**Short task**
Skip the pictures and quote all of the lines exactly.

**Records supplied**
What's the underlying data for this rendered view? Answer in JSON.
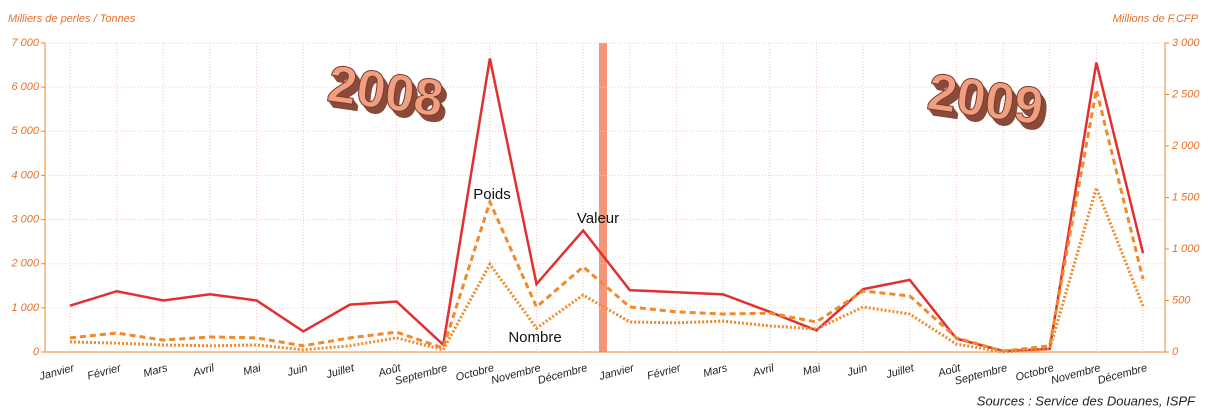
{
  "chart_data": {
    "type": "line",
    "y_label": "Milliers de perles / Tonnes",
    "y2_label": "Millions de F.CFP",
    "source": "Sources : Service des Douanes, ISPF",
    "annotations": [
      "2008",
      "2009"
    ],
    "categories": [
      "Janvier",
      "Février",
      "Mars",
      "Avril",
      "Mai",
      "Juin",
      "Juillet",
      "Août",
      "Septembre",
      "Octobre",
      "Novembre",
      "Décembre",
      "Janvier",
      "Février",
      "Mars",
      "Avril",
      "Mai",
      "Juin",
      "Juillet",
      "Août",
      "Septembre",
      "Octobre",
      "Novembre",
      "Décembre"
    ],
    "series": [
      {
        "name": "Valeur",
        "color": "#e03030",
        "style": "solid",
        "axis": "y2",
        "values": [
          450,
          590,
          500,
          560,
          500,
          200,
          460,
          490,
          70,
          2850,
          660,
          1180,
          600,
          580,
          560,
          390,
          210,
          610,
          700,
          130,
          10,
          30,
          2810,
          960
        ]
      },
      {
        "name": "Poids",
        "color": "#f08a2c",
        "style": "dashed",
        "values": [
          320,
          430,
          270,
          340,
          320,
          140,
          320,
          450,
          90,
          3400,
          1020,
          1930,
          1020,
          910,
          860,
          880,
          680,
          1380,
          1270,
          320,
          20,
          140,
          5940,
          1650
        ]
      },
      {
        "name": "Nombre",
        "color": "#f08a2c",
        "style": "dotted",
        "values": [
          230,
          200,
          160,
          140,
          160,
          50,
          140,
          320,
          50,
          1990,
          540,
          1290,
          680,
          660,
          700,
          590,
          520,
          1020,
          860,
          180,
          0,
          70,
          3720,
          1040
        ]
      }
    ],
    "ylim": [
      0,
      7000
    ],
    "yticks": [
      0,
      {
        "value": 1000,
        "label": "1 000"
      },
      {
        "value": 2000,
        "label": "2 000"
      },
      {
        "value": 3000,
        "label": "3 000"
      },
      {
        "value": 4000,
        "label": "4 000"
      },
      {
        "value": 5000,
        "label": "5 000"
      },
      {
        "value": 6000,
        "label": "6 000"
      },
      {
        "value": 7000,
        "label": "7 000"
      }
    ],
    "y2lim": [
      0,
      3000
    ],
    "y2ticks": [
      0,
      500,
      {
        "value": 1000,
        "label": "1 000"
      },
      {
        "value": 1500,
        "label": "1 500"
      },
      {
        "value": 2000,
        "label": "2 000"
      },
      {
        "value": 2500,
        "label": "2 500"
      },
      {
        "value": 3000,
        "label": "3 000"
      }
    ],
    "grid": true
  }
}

**Result of the exercise**
What's the underlying data for this rendered view? Answer in JSON.
{
  "chart_data": {
    "type": "line",
    "y_label": "Milliers de perles / Tonnes",
    "y2_label": "Millions de F.CFP",
    "source": "Sources : Service des Douanes, ISPF",
    "annotations": [
      "2008",
      "2009"
    ],
    "categories": [
      "Janvier",
      "Février",
      "Mars",
      "Avril",
      "Mai",
      "Juin",
      "Juillet",
      "Août",
      "Septembre",
      "Octobre",
      "Novembre",
      "Décembre",
      "Janvier",
      "Février",
      "Mars",
      "Avril",
      "Mai",
      "Juin",
      "Juillet",
      "Août",
      "Septembre",
      "Octobre",
      "Novembre",
      "Décembre"
    ],
    "series": [
      {
        "name": "Valeur",
        "color": "#e03030",
        "style": "solid",
        "axis": "y2",
        "values": [
          450,
          590,
          500,
          560,
          500,
          200,
          460,
          490,
          70,
          2850,
          660,
          1180,
          600,
          580,
          560,
          390,
          210,
          610,
          700,
          130,
          10,
          30,
          2810,
          960
        ]
      },
      {
        "name": "Poids",
        "color": "#f08a2c",
        "style": "dashed",
        "values": [
          320,
          430,
          270,
          340,
          320,
          140,
          320,
          450,
          90,
          3400,
          1020,
          1930,
          1020,
          910,
          860,
          880,
          680,
          1380,
          1270,
          320,
          20,
          140,
          5940,
          1650
        ]
      },
      {
        "name": "Nombre",
        "color": "#f08a2c",
        "style": "dotted",
        "values": [
          230,
          200,
          160,
          140,
          160,
          50,
          140,
          320,
          50,
          1990,
          540,
          1290,
          680,
          660,
          700,
          590,
          520,
          1020,
          860,
          180,
          0,
          70,
          3720,
          1040
        ]
      }
    ],
    "ylim": [
      0,
      7000
    ],
    "yticks": [
      0,
      {
        "value": 1000,
        "label": "1 000"
      },
      {
        "value": 2000,
        "label": "2 000"
      },
      {
        "value": 3000,
        "label": "3 000"
      },
      {
        "value": 4000,
        "label": "4 000"
      },
      {
        "value": 5000,
        "label": "5 000"
      },
      {
        "value": 6000,
        "label": "6 000"
      },
      {
        "value": 7000,
        "label": "7 000"
      }
    ],
    "y2lim": [
      0,
      3000
    ],
    "y2ticks": [
      0,
      500,
      {
        "value": 1000,
        "label": "1 000"
      },
      {
        "value": 1500,
        "label": "1 500"
      },
      {
        "value": 2000,
        "label": "2 000"
      },
      {
        "value": 2500,
        "label": "2 500"
      },
      {
        "value": 3000,
        "label": "3 000"
      }
    ],
    "grid": true
  }
}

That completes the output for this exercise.